▶ _Given exercise_: Rewrite the rows below, substituting "attribute-label" for every occurrence of "attribute-key". Leave everything else unchanged.
━━ Given information
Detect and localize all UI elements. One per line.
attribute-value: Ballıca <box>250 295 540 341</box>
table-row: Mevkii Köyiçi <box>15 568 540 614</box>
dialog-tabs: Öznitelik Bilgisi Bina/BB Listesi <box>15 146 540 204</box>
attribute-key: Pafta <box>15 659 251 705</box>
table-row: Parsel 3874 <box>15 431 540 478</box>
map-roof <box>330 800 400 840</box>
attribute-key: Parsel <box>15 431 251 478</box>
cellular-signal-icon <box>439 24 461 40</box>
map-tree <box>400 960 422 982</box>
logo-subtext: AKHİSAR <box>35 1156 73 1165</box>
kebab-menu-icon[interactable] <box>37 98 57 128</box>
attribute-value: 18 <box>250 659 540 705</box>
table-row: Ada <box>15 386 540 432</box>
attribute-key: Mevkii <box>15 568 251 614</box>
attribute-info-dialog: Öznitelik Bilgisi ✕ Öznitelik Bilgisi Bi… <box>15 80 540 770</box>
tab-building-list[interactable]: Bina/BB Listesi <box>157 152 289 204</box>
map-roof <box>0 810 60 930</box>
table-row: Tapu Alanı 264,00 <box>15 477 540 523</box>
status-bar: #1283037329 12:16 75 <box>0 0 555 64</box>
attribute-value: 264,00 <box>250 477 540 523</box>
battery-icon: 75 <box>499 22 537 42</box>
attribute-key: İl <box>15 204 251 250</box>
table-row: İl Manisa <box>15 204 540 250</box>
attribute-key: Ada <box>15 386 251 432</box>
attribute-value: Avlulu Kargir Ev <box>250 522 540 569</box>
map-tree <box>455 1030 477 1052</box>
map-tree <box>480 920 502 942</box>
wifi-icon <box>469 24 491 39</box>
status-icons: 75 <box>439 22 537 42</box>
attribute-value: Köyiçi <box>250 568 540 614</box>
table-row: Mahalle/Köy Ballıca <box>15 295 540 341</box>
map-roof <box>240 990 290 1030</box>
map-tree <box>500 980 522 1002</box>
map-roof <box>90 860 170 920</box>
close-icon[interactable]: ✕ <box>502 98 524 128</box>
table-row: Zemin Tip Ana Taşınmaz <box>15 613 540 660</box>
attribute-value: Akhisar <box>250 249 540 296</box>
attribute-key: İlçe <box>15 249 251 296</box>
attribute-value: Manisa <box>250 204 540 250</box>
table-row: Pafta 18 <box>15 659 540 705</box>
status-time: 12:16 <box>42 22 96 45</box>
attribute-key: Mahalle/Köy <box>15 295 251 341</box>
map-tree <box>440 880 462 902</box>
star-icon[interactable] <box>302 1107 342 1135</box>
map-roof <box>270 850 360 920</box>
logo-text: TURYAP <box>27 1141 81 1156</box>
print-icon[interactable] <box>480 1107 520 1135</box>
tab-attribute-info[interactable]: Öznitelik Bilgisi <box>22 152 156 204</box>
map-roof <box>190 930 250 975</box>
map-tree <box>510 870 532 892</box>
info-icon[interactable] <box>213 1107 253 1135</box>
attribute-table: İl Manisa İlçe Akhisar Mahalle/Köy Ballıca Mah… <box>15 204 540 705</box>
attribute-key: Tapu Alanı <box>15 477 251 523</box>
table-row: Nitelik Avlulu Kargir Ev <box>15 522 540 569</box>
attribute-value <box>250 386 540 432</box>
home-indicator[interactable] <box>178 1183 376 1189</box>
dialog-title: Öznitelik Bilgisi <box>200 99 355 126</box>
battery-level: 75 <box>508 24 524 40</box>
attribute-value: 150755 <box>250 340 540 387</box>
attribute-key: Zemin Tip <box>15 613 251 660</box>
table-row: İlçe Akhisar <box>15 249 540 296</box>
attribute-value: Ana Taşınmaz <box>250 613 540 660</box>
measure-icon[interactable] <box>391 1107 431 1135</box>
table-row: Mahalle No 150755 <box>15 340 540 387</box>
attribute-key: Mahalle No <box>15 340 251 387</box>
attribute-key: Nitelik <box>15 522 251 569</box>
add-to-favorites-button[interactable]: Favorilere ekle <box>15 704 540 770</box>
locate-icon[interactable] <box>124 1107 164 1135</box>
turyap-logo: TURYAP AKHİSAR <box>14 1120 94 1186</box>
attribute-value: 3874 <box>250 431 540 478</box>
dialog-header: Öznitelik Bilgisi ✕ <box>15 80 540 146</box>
━━━━
▶ _Answer below_:
Detect and localize all UI elements. One per line.
attribute-value: Ballıca <box>250 295 540 341</box>
table-row: Mevkii Köyiçi <box>15 568 540 614</box>
dialog-tabs: Öznitelik Bilgisi Bina/BB Listesi <box>15 146 540 204</box>
attribute-label: Pafta <box>15 659 251 705</box>
table-row: Parsel 3874 <box>15 431 540 478</box>
map-roof <box>330 800 400 840</box>
attribute-label: Parsel <box>15 431 251 478</box>
cellular-signal-icon <box>439 24 461 40</box>
map-tree <box>400 960 422 982</box>
logo-subtext: AKHİSAR <box>35 1156 73 1165</box>
kebab-menu-icon[interactable] <box>37 98 57 128</box>
attribute-value: 18 <box>250 659 540 705</box>
table-row: Ada <box>15 386 540 432</box>
attribute-label: Mevkii <box>15 568 251 614</box>
attribute-info-dialog: Öznitelik Bilgisi ✕ Öznitelik Bilgisi Bi… <box>15 80 540 770</box>
tab-building-list[interactable]: Bina/BB Listesi <box>157 152 289 204</box>
map-roof <box>0 810 60 930</box>
table-row: Tapu Alanı 264,00 <box>15 477 540 523</box>
status-bar: #1283037329 12:16 75 <box>0 0 555 64</box>
attribute-value: 264,00 <box>250 477 540 523</box>
battery-icon: 75 <box>499 22 537 42</box>
attribute-label: İl <box>15 204 251 250</box>
table-row: İl Manisa <box>15 204 540 250</box>
attribute-label: Ada <box>15 386 251 432</box>
attribute-value: Avlulu Kargir Ev <box>250 522 540 569</box>
map-tree <box>455 1030 477 1052</box>
map-tree <box>480 920 502 942</box>
wifi-icon <box>469 24 491 39</box>
status-icons: 75 <box>439 22 537 42</box>
attribute-value: Köyiçi <box>250 568 540 614</box>
table-row: Mahalle/Köy Ballıca <box>15 295 540 341</box>
map-roof <box>240 990 290 1030</box>
map-tree <box>500 980 522 1002</box>
map-roof <box>90 860 170 920</box>
close-icon[interactable]: ✕ <box>502 98 524 128</box>
table-row: Zemin Tip Ana Taşınmaz <box>15 613 540 660</box>
attribute-value: Akhisar <box>250 249 540 296</box>
attribute-label: İlçe <box>15 249 251 296</box>
attribute-value: Manisa <box>250 204 540 250</box>
table-row: Pafta 18 <box>15 659 540 705</box>
status-time: 12:16 <box>42 22 96 45</box>
attribute-label: Mahalle/Köy <box>15 295 251 341</box>
map-tree <box>440 880 462 902</box>
star-icon[interactable] <box>302 1107 342 1135</box>
map-roof <box>270 850 360 920</box>
logo-text: TURYAP <box>27 1141 81 1156</box>
print-icon[interactable] <box>480 1107 520 1135</box>
tab-attribute-info[interactable]: Öznitelik Bilgisi <box>22 152 156 204</box>
map-roof <box>190 930 250 975</box>
map-tree <box>510 870 532 892</box>
info-icon[interactable] <box>213 1107 253 1135</box>
attribute-table: İl Manisa İlçe Akhisar Mahalle/Köy Ballıca Mah… <box>15 204 540 705</box>
attribute-label: Tapu Alanı <box>15 477 251 523</box>
table-row: Nitelik Avlulu Kargir Ev <box>15 522 540 569</box>
attribute-value <box>250 386 540 432</box>
home-indicator[interactable] <box>178 1183 376 1189</box>
dialog-title: Öznitelik Bilgisi <box>200 99 355 126</box>
battery-level: 75 <box>508 24 524 40</box>
attribute-value: 150755 <box>250 340 540 387</box>
attribute-label: Zemin Tip <box>15 613 251 660</box>
table-row: İlçe Akhisar <box>15 249 540 296</box>
attribute-value: Ana Taşınmaz <box>250 613 540 660</box>
measure-icon[interactable] <box>391 1107 431 1135</box>
table-row: Mahalle No 150755 <box>15 340 540 387</box>
attribute-label: Mahalle No <box>15 340 251 387</box>
attribute-label: Nitelik <box>15 522 251 569</box>
add-to-favorites-button[interactable]: Favorilere ekle <box>15 704 540 770</box>
locate-icon[interactable] <box>124 1107 164 1135</box>
turyap-logo: TURYAP AKHİSAR <box>14 1120 94 1186</box>
attribute-value: 3874 <box>250 431 540 478</box>
dialog-header: Öznitelik Bilgisi ✕ <box>15 80 540 146</box>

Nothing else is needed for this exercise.